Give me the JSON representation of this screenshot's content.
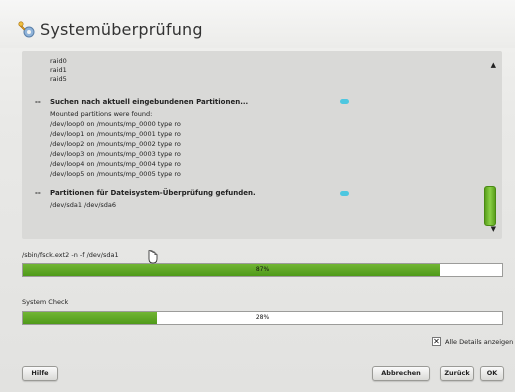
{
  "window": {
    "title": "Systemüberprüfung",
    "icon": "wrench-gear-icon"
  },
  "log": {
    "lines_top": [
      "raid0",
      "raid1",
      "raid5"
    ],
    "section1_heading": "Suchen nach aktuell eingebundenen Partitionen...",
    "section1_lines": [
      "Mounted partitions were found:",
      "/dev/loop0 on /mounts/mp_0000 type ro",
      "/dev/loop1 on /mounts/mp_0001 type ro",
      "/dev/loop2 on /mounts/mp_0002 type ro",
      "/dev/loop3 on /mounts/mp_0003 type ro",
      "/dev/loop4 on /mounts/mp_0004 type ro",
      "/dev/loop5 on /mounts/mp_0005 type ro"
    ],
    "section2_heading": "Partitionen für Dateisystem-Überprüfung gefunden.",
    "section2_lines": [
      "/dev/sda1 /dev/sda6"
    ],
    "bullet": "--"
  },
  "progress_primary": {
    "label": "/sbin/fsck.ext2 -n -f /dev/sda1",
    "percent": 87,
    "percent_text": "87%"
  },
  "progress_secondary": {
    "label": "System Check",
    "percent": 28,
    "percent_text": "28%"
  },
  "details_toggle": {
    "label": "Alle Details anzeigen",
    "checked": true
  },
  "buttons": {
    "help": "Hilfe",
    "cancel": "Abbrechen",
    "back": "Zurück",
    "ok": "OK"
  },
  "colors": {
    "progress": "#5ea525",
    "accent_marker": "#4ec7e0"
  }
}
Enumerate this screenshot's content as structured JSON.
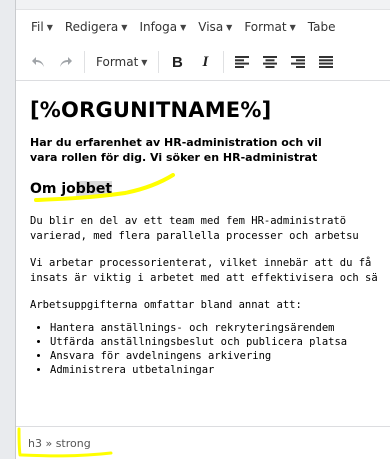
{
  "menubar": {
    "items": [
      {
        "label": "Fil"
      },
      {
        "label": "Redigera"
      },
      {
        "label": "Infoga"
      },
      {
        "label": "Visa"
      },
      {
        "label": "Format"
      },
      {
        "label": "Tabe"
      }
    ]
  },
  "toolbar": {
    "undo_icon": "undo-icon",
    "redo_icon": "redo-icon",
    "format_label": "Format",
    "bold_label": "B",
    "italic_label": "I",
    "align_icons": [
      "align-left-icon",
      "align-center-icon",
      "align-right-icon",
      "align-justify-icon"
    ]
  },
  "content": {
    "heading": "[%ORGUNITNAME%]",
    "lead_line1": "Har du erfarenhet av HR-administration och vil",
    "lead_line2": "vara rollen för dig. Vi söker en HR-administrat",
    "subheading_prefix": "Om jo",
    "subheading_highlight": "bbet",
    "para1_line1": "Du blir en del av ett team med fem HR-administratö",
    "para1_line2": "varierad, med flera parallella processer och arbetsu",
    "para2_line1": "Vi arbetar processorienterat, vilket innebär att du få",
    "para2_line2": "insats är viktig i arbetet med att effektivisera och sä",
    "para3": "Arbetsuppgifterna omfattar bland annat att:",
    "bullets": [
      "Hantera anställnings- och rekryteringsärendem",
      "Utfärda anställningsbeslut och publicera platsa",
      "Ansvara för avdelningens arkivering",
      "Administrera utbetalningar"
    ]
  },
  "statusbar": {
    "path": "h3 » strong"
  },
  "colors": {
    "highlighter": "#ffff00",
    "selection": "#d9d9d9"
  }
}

____________________

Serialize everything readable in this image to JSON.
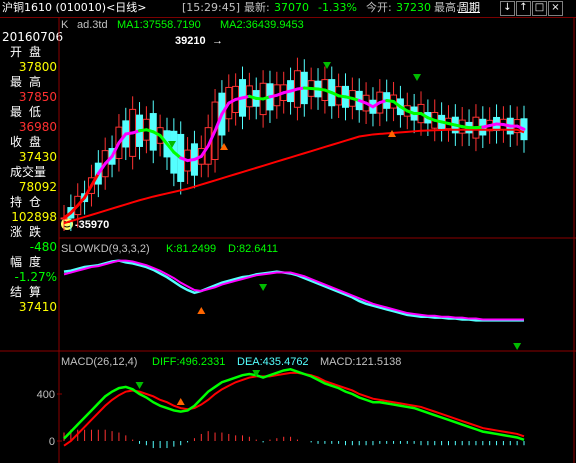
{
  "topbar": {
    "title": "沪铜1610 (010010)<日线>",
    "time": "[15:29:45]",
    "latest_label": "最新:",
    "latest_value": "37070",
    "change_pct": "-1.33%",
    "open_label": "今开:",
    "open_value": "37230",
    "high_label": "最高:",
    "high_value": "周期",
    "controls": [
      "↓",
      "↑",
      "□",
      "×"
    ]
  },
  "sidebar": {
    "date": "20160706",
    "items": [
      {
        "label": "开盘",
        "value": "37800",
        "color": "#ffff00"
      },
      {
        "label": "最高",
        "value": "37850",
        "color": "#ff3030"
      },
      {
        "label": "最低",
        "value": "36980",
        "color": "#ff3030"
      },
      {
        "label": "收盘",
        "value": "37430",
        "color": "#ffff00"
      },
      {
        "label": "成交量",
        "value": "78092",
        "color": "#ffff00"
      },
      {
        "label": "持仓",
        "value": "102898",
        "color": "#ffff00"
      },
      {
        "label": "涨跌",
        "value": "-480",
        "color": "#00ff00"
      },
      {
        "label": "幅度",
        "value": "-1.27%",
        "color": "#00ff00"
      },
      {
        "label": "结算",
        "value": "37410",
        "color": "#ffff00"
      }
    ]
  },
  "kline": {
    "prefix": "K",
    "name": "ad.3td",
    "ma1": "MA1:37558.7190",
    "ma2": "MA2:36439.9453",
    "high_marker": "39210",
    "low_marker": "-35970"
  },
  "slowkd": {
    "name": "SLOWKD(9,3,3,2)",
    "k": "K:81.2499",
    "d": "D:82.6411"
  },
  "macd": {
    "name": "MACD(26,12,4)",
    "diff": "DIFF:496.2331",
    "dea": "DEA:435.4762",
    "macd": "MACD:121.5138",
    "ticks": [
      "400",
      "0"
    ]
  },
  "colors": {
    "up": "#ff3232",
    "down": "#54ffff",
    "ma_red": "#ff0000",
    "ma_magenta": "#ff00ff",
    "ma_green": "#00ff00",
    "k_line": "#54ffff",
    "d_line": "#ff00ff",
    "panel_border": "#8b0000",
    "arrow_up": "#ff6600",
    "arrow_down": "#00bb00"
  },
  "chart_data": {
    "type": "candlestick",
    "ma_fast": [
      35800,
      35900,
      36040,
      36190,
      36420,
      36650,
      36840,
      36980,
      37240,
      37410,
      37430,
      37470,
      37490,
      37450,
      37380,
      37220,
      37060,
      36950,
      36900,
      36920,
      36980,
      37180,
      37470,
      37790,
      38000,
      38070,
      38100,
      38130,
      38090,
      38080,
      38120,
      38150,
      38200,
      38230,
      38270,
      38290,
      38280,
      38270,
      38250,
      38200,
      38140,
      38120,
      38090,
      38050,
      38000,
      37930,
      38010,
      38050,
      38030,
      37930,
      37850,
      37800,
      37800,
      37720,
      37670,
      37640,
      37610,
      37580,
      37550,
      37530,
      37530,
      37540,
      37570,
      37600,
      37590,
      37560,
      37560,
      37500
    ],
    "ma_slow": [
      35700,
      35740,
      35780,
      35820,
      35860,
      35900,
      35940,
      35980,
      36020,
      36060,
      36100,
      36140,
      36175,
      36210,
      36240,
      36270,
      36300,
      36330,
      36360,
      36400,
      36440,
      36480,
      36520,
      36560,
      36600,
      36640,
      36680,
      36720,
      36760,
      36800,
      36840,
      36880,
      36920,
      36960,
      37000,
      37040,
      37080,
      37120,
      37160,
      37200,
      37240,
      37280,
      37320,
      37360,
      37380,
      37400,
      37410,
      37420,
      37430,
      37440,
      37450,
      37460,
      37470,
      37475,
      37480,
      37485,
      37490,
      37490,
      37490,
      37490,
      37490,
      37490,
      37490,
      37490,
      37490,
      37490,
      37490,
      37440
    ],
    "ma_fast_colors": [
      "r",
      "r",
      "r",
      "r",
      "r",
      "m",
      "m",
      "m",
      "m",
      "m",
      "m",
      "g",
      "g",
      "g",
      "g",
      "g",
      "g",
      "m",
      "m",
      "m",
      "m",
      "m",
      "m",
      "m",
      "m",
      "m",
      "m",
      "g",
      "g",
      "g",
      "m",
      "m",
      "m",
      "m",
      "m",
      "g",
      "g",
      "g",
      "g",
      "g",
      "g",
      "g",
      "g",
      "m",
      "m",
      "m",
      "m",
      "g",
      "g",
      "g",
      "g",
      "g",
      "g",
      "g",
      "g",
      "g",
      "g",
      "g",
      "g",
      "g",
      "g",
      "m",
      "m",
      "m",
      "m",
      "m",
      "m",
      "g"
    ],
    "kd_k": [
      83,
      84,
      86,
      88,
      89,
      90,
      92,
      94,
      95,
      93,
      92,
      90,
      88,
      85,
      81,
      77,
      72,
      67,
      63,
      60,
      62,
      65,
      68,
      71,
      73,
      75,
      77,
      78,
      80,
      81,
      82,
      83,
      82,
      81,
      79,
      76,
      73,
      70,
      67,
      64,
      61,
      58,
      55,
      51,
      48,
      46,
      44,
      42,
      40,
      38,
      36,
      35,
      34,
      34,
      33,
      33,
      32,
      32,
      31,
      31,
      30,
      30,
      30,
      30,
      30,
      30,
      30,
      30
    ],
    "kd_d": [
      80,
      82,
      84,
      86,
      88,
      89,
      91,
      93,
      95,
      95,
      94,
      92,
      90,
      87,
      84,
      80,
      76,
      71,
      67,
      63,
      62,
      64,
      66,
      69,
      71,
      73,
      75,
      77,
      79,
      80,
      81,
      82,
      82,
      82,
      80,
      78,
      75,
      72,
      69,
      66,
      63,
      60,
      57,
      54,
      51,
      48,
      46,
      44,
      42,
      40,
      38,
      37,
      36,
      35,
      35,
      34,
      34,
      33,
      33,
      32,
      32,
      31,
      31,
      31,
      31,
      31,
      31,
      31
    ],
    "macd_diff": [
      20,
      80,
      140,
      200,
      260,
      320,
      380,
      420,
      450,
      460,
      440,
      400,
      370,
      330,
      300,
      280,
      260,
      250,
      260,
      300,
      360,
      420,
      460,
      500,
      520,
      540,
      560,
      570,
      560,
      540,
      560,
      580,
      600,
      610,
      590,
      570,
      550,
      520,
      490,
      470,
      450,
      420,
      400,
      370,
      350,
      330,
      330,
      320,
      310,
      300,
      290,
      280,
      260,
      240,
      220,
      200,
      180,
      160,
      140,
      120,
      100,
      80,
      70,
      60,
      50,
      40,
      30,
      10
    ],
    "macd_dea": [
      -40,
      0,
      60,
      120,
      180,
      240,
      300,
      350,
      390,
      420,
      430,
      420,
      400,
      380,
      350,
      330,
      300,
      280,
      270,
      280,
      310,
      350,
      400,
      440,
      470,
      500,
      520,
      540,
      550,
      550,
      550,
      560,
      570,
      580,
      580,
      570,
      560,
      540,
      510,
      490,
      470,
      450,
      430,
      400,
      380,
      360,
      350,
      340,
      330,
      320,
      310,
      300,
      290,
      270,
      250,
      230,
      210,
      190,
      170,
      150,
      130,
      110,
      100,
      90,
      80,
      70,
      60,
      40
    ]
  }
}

____________________

Scan the entries above for the word "this" and collect each line holding it.

Give me the JSON representation of this screenshot's content.
Enumerate this screenshot's content as structured JSON.
Serialize everything readable in this image to JSON.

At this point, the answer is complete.